■ **WRITTEN REQUEST**: Copy each line below that includes "Measured".

____________

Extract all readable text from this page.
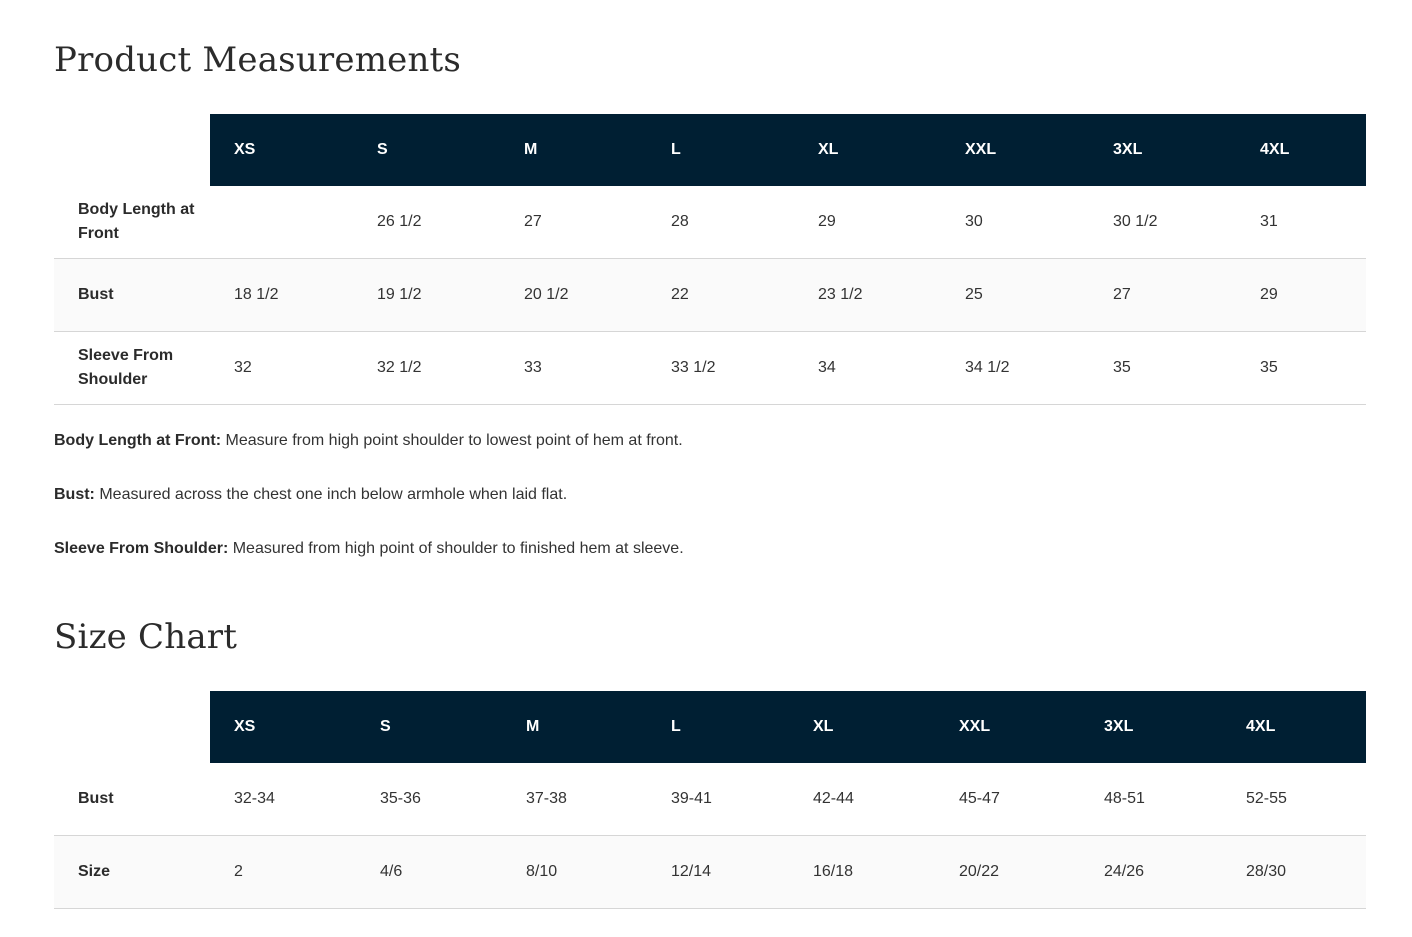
Product Measurements
	XS	S	M	L	XL	XXL	3XL	4XL
Body Length at Front		26 1/2	27	28	29	30	30 1/2	31
Bust	18 1/2	19 1/2	20 1/2	22	23 1/2	25	27	29
Sleeve From Shoulder	32	32 1/2	33	33 1/2	34	34 1/2	35	35

Body Length at Front: Measure from high point shoulder to lowest point of hem at front.

Bust: Measured across the chest one inch below armhole when laid flat.

Sleeve From Shoulder: Measured from high point of shoulder to finished hem at sleeve.

Size Chart
	XS	S	M	L	XL	XXL	3XL	4XL
Bust	32-34	35-36	37-38	39-41	42-44	45-47	48-51	52-55
Size	2	4/6	8/10	12/14	16/18	20/22	24/26	28/30
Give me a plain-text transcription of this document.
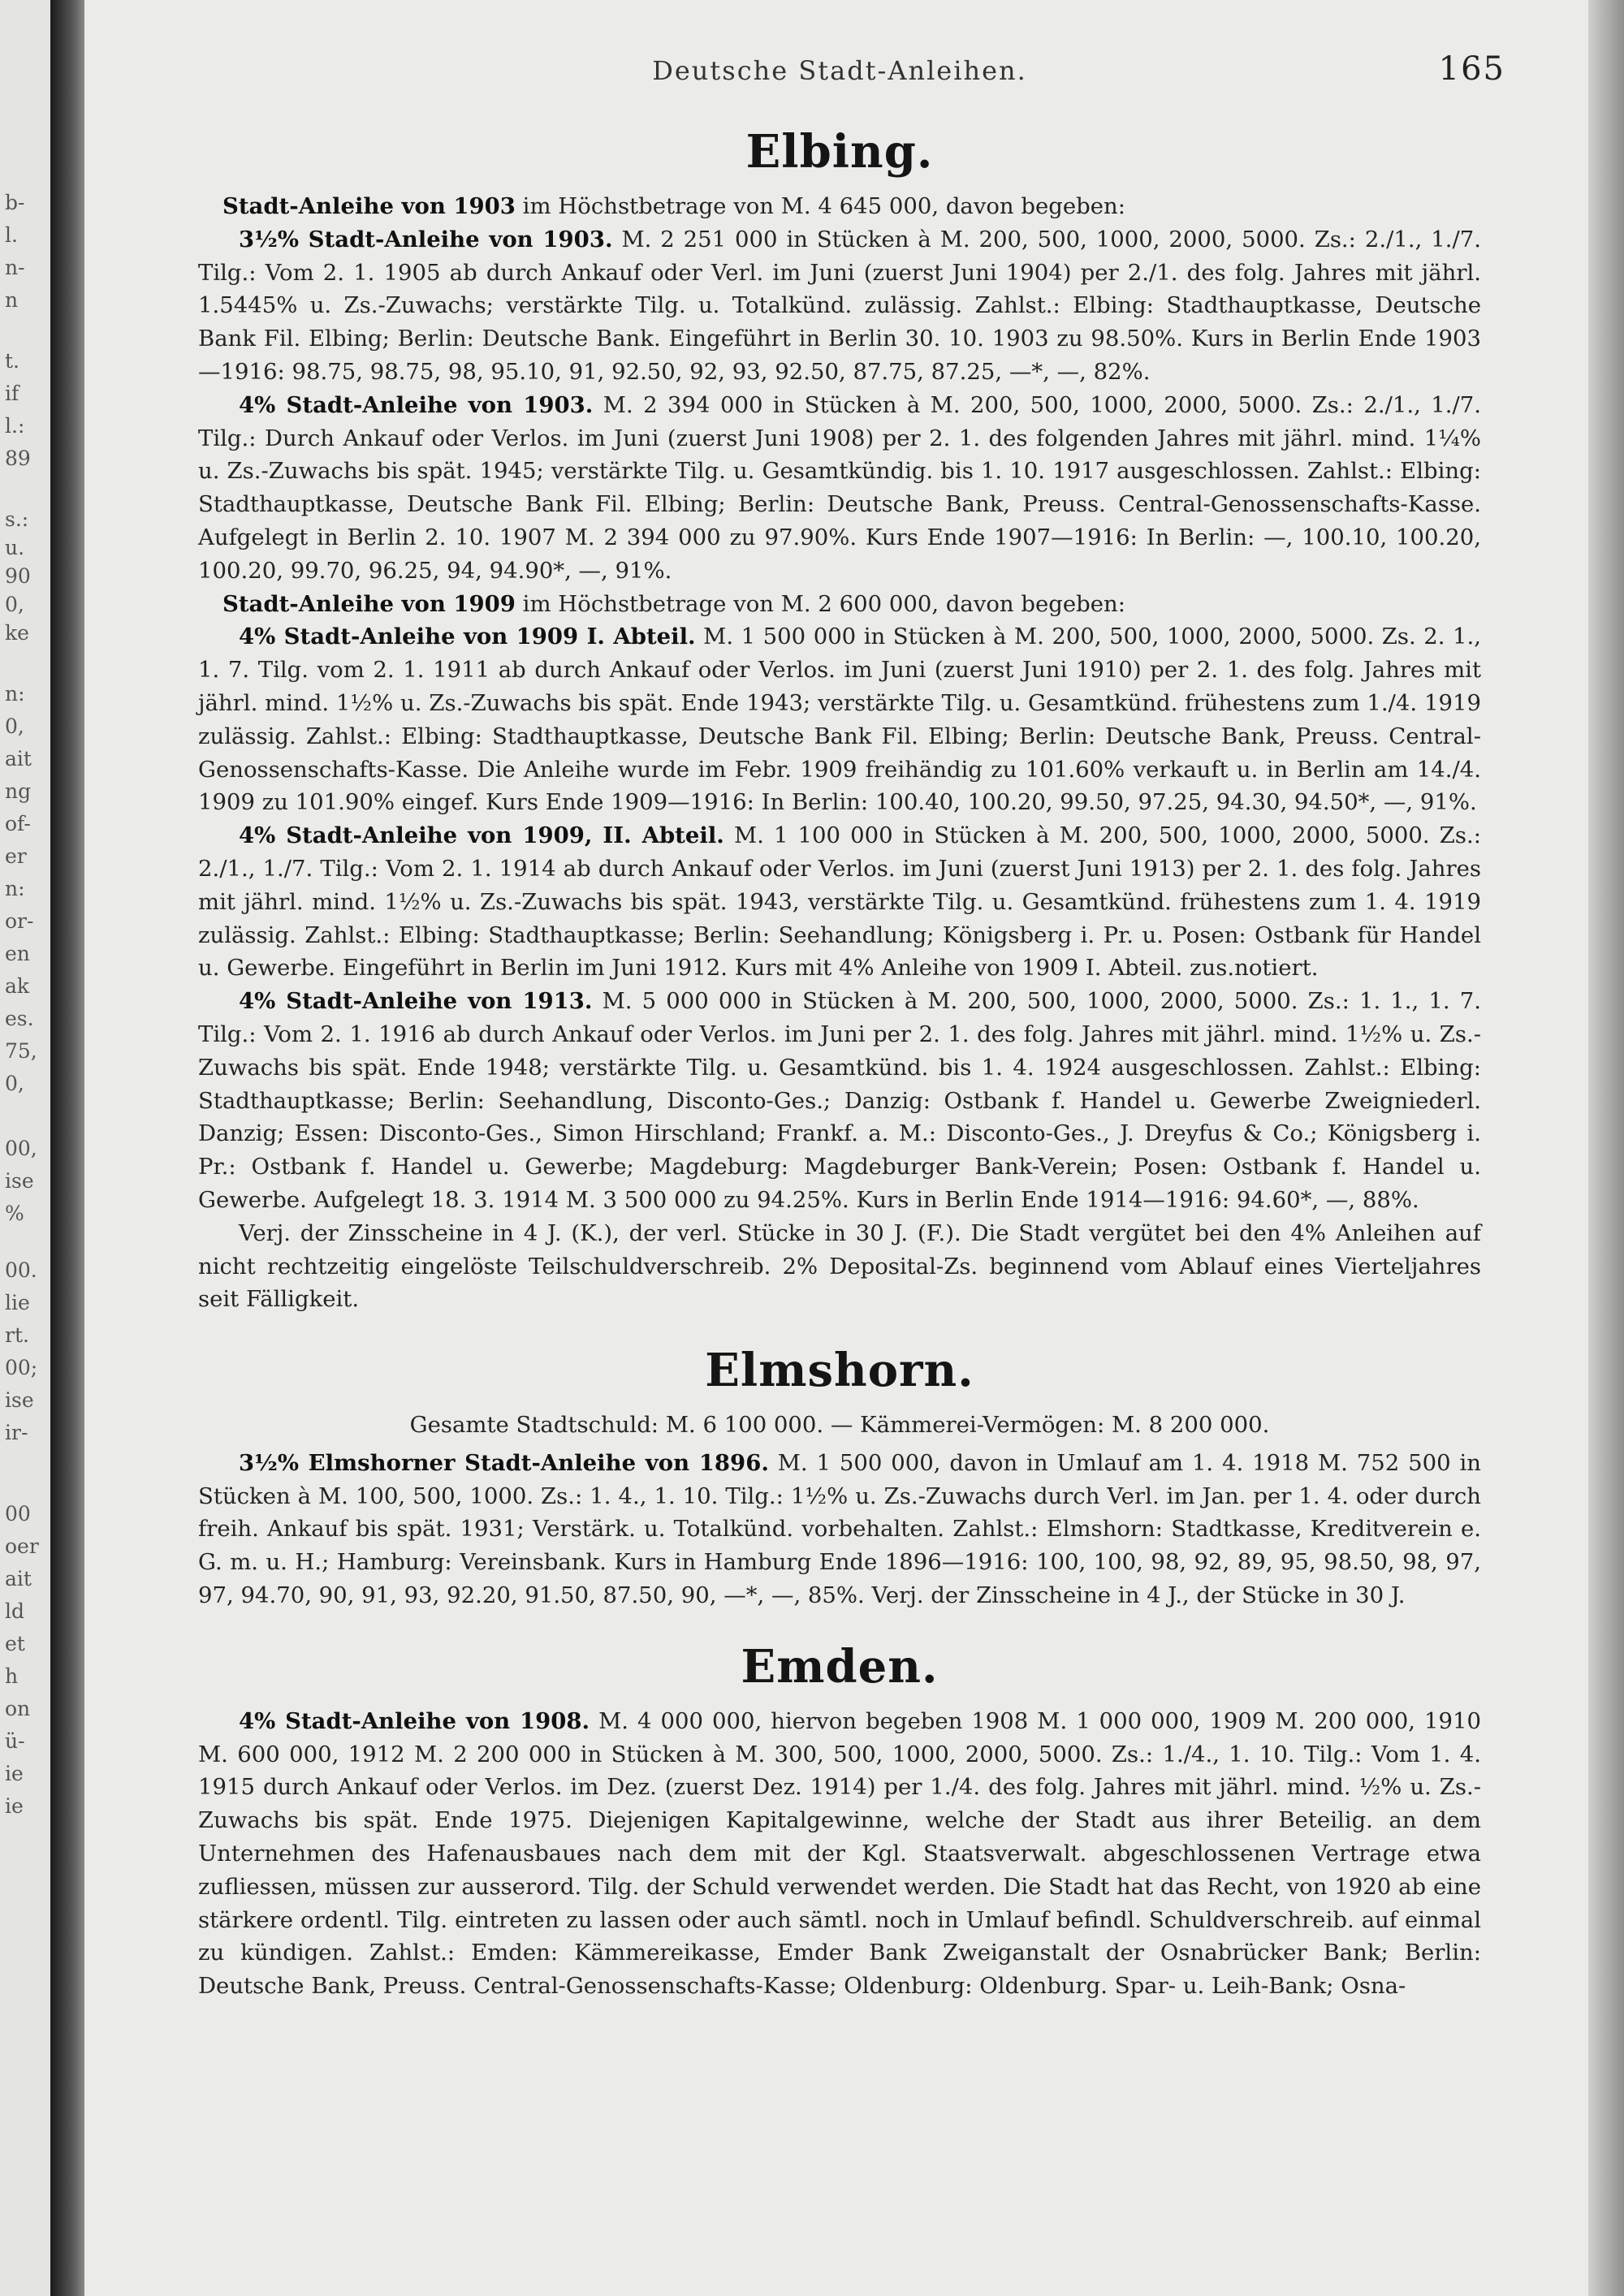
b-
l.
n-
n
t.
if
l.:
89
s.:
u.
90
0,
ke
n:
0,
ait
ng
of-
er
n:
or-
en
ak
es.
75,
0,
00,
ise
%
00.
lie
rt.
00;
ise
ir-
00
oer
ait
ld
et
h
on
ü-
ie
ie
Deutsche Stadt-Anleihen.	165
Elbing.

Stadt-Anleihe von 1903 im Höchstbetrage von M. 4 645 000, davon begeben:

3½% Stadt-Anleihe von 1903. M. 2 251 000 in Stücken à M. 200, 500, 1000, 2000, 5000. Zs.: 2./1., 1./7. Tilg.: Vom 2. 1. 1905 ab durch Ankauf oder Verl. im Juni (zuerst Juni 1904) per 2./1. des folg. Jahres mit jährl. 1.5445% u. Zs.-Zuwachs; verstärkte Tilg. u. Totalkünd. zulässig. Zahlst.: Elbing: Stadthauptkasse, Deutsche Bank Fil. Elbing; Berlin: Deutsche Bank. Eingeführt in Berlin 30. 10. 1903 zu 98.50%. Kurs in Berlin Ende 1903—1916: 98.75, 98.75, 98, 95.10, 91, 92.50, 92, 93, 92.50, 87.75, 87.25, —*, —, 82%.

4% Stadt-Anleihe von 1903. M. 2 394 000 in Stücken à M. 200, 500, 1000, 2000, 5000. Zs.: 2./1., 1./7. Tilg.: Durch Ankauf oder Verlos. im Juni (zuerst Juni 1908) per 2. 1. des folgenden Jahres mit jährl. mind. 1¼% u. Zs.-Zuwachs bis spät. 1945; verstärkte Tilg. u. Gesamtkündig. bis 1. 10. 1917 ausgeschlossen. Zahlst.: Elbing: Stadthauptkasse, Deutsche Bank Fil. Elbing; Berlin: Deutsche Bank, Preuss. Central-Genossenschafts-Kasse. Aufgelegt in Berlin 2. 10. 1907 M. 2 394 000 zu 97.90%. Kurs Ende 1907—1916: In Berlin: —, 100.10, 100.20, 100.20, 99.70, 96.25, 94, 94.90*, —, 91%.

Stadt-Anleihe von 1909 im Höchstbetrage von M. 2 600 000, davon begeben:

4% Stadt-Anleihe von 1909 I. Abteil. M. 1 500 000 in Stücken à M. 200, 500, 1000, 2000, 5000. Zs. 2. 1., 1. 7. Tilg. vom 2. 1. 1911 ab durch Ankauf oder Verlos. im Juni (zuerst Juni 1910) per 2. 1. des folg. Jahres mit jährl. mind. 1½% u. Zs.-Zuwachs bis spät. Ende 1943; verstärkte Tilg. u. Gesamtkünd. frühestens zum 1./4. 1919 zulässig. Zahlst.: Elbing: Stadthauptkasse, Deutsche Bank Fil. Elbing; Berlin: Deutsche Bank, Preuss. Central-Genossenschafts-Kasse. Die Anleihe wurde im Febr. 1909 freihändig zu 101.60% verkauft u. in Berlin am 14./4. 1909 zu 101.90% eingef. Kurs Ende 1909—1916: In Berlin: 100.40, 100.20, 99.50, 97.25, 94.30, 94.50*, —, 91%.

4% Stadt-Anleihe von 1909, II. Abteil. M. 1 100 000 in Stücken à M. 200, 500, 1000, 2000, 5000. Zs.: 2./1., 1./7. Tilg.: Vom 2. 1. 1914 ab durch Ankauf oder Verlos. im Juni (zuerst Juni 1913) per 2. 1. des folg. Jahres mit jährl. mind. 1½% u. Zs.-Zuwachs bis spät. 1943, verstärkte Tilg. u. Gesamtkünd. frühestens zum 1. 4. 1919 zulässig. Zahlst.: Elbing: Stadthauptkasse; Berlin: Seehandlung; Königsberg i. Pr. u. Posen: Ostbank für Handel u. Gewerbe. Eingeführt in Berlin im Juni 1912. Kurs mit 4% Anleihe von 1909 I. Abteil. zus.notiert.

4% Stadt-Anleihe von 1913. M. 5 000 000 in Stücken à M. 200, 500, 1000, 2000, 5000. Zs.: 1. 1., 1. 7. Tilg.: Vom 2. 1. 1916 ab durch Ankauf oder Verlos. im Juni per 2. 1. des folg. Jahres mit jährl. mind. 1½% u. Zs.-Zuwachs bis spät. Ende 1948; verstärkte Tilg. u. Gesamtkünd. bis 1. 4. 1924 ausgeschlossen. Zahlst.: Elbing: Stadthauptkasse; Berlin: Seehandlung, Disconto-Ges.; Danzig: Ostbank f. Handel u. Gewerbe Zweigniederl. Danzig; Essen: Disconto-Ges., Simon Hirschland; Frankf. a. M.: Disconto-Ges., J. Dreyfus & Co.; Königsberg i. Pr.: Ostbank f. Handel u. Gewerbe; Magdeburg: Magdeburger Bank-Verein; Posen: Ostbank f. Handel u. Gewerbe. Aufgelegt 18. 3. 1914 M. 3 500 000 zu 94.25%. Kurs in Berlin Ende 1914—1916: 94.60*, —, 88%.

Verj. der Zinsscheine in 4 J. (K.), der verl. Stücke in 30 J. (F.). Die Stadt vergütet bei den 4% Anleihen auf nicht rechtzeitig eingelöste Teilschuldverschreib. 2% Deposital-Zs. beginnend vom Ablauf eines Vierteljahres seit Fälligkeit.

Elmshorn.

Gesamte Stadtschuld: M. 6 100 000. — Kämmerei-Vermögen: M. 8 200 000.

3½% Elmshorner Stadt-Anleihe von 1896. M. 1 500 000, davon in Umlauf am 1. 4. 1918 M. 752 500 in Stücken à M. 100, 500, 1000. Zs.: 1. 4., 1. 10. Tilg.: 1½% u. Zs.-Zuwachs durch Verl. im Jan. per 1. 4. oder durch freih. Ankauf bis spät. 1931; Verstärk. u. Totalkünd. vorbehalten. Zahlst.: Elmshorn: Stadtkasse, Kreditverein e. G. m. u. H.; Hamburg: Vereinsbank. Kurs in Hamburg Ende 1896—1916: 100, 100, 98, 92, 89, 95, 98.50, 98, 97, 97, 94.70, 90, 91, 93, 92.20, 91.50, 87.50, 90, —*, —, 85%. Verj. der Zinsscheine in 4 J., der Stücke in 30 J.

Emden.

4% Stadt-Anleihe von 1908. M. 4 000 000, hiervon begeben 1908 M. 1 000 000, 1909 M. 200 000, 1910 M. 600 000, 1912 M. 2 200 000 in Stücken à M. 300, 500, 1000, 2000, 5000. Zs.: 1./4., 1. 10. Tilg.: Vom 1. 4. 1915 durch Ankauf oder Verlos. im Dez. (zuerst Dez. 1914) per 1./4. des folg. Jahres mit jährl. mind. ½% u. Zs.-Zuwachs bis spät. Ende 1975. Diejenigen Kapitalgewinne, welche der Stadt aus ihrer Beteilig. an dem Unternehmen des Hafenausbaues nach dem mit der Kgl. Staatsverwalt. abgeschlossenen Vertrage etwa zufliessen, müssen zur ausserord. Tilg. der Schuld verwendet werden. Die Stadt hat das Recht, von 1920 ab eine stärkere ordentl. Tilg. eintreten zu lassen oder auch sämtl. noch in Umlauf befindl. Schuldverschreib. auf einmal zu kündigen. Zahlst.: Emden: Kämmereikasse, Emder Bank Zweiganstalt der Osnabrücker Bank; Berlin: Deutsche Bank, Preuss. Central-Genossenschafts-Kasse; Oldenburg: Oldenburg. Spar- u. Leih-Bank; Osna-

____________

■ **FULL OUTPUT**:
Bust: Measured across the chest one inch below armhole when laid flat.
Sleeve From Shoulder: Measured from high point of shoulder to finished hem at sleeve.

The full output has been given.